■ Material for the task ■

☆ ☆ ☆

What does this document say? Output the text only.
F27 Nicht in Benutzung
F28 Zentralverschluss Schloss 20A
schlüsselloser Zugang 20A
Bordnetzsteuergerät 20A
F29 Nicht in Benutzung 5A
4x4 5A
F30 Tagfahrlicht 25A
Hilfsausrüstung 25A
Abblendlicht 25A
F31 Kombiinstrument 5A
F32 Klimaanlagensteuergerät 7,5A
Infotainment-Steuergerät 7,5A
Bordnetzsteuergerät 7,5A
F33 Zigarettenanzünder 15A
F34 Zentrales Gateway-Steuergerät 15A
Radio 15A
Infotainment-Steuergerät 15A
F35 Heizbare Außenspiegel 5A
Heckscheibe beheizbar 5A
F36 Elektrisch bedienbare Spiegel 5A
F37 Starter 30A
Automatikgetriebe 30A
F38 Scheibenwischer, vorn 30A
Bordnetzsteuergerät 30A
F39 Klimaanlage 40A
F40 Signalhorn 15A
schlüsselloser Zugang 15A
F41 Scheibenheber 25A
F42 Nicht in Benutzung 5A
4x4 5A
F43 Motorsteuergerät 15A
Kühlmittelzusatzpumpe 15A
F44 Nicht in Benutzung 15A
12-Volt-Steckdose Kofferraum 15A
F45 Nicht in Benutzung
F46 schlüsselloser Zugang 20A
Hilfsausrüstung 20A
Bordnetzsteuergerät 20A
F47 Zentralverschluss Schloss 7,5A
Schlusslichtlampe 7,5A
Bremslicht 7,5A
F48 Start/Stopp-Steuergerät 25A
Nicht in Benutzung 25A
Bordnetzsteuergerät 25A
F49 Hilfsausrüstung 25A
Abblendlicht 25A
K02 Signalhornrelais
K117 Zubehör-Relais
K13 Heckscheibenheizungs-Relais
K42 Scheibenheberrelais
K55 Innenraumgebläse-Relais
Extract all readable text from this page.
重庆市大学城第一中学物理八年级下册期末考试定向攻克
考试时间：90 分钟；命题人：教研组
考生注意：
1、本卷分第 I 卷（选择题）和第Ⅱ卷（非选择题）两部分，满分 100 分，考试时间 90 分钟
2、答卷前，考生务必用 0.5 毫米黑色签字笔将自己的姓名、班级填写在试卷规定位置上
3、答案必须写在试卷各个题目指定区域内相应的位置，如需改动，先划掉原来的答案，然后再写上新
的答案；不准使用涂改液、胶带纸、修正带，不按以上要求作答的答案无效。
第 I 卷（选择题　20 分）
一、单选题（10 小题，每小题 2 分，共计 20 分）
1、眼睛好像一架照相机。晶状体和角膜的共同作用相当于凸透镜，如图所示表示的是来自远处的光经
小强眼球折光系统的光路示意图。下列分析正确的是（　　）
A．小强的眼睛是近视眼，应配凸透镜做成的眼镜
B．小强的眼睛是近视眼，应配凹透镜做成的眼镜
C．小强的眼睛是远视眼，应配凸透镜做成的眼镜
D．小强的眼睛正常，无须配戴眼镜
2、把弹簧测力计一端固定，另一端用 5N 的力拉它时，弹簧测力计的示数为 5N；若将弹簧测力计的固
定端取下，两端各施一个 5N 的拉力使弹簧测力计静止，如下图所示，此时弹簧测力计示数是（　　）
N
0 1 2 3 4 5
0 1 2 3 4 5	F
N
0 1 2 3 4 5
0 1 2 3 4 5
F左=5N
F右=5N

☆ ☆ ☆

■ Aim of the task ■
Exactly reproduce all of the entries above.

■ The solution ■
What does this document say? Output the text only.
F27 Nicht in Benutzung
F28 Zentralverschluss Schloss 20A
schlüsselloser Zugang 20A
Bordnetzsteuergerät 20A
F29 Nicht in Benutzung 5A
4x4 5A
F30 Tagfahrlicht 25A
Hilfsausrüstung 25A
Abblendlicht 25A
F31 Kombiinstrument 5A
F32 Klimaanlagensteuergerät 7,5A
Infotainment-Steuergerät 7,5A
Bordnetzsteuergerät 7,5A
F33 Zigarettenanzünder 15A
F34 Zentrales Gateway-Steuergerät 15A
Radio 15A
Infotainment-Steuergerät 15A
F35 Heizbare Außenspiegel 5A
Heckscheibe beheizbar 5A
F36 Elektrisch bedienbare Spiegel 5A
F37 Starter 30A
Automatikgetriebe 30A
F38 Scheibenwischer, vorn 30A
Bordnetzsteuergerät 30A
F39 Klimaanlage 40A
F40 Signalhorn 15A
schlüsselloser Zugang 15A
F41 Scheibenheber 25A
F42 Nicht in Benutzung 5A
4x4 5A
F43 Motorsteuergerät 15A
Kühlmittelzusatzpumpe 15A
F44 Nicht in Benutzung 15A
12-Volt-Steckdose Kofferraum 15A
F45 Nicht in Benutzung
F46 schlüsselloser Zugang 20A
Hilfsausrüstung 20A
Bordnetzsteuergerät 20A
F47 Zentralverschluss Schloss 7,5A
Schlusslichtlampe 7,5A
Bremslicht 7,5A
F48 Start/Stopp-Steuergerät 25A
Nicht in Benutzung 25A
Bordnetzsteuergerät 25A
F49 Hilfsausrüstung 25A
Abblendlicht 25A
K02 Signalhornrelais
K117 Zubehör-Relais
K13 Heckscheibenheizungs-Relais
K42 Scheibenheberrelais
K55 Innenraumgebläse-Relais
Extract all readable text from this page.
重庆市大学城第一中学物理八年级下册期末考试定向攻克
考试时间：90 分钟；命题人：教研组
考生注意：
1、本卷分第 I 卷（选择题）和第Ⅱ卷（非选择题）两部分，满分 100 分，考试时间 90 分钟
2、答卷前，考生务必用 0.5 毫米黑色签字笔将自己的姓名、班级填写在试卷规定位置上
3、答案必须写在试卷各个题目指定区域内相应的位置，如需改动，先划掉原来的答案，然后再写上新
的答案；不准使用涂改液、胶带纸、修正带，不按以上要求作答的答案无效。
第 I 卷（选择题　20 分）
一、单选题（10 小题，每小题 2 分，共计 20 分）
1、眼睛好像一架照相机。晶状体和角膜的共同作用相当于凸透镜，如图所示表示的是来自远处的光经
小强眼球折光系统的光路示意图。下列分析正确的是（　　）
A．小强的眼睛是近视眼，应配凸透镜做成的眼镜
B．小强的眼睛是近视眼，应配凹透镜做成的眼镜
C．小强的眼睛是远视眼，应配凸透镜做成的眼镜
D．小强的眼睛正常，无须配戴眼镜
2、把弹簧测力计一端固定，另一端用 5N 的力拉它时，弹簧测力计的示数为 5N；若将弹簧测力计的固
定端取下，两端各施一个 5N 的拉力使弹簧测力计静止，如下图所示，此时弹簧测力计示数是（　　）
N
0 1 2 3 4 5
0 1 2 3 4 5	F
N
0 1 2 3 4 5
0 1 2 3 4 5
F左=5N
F右=5N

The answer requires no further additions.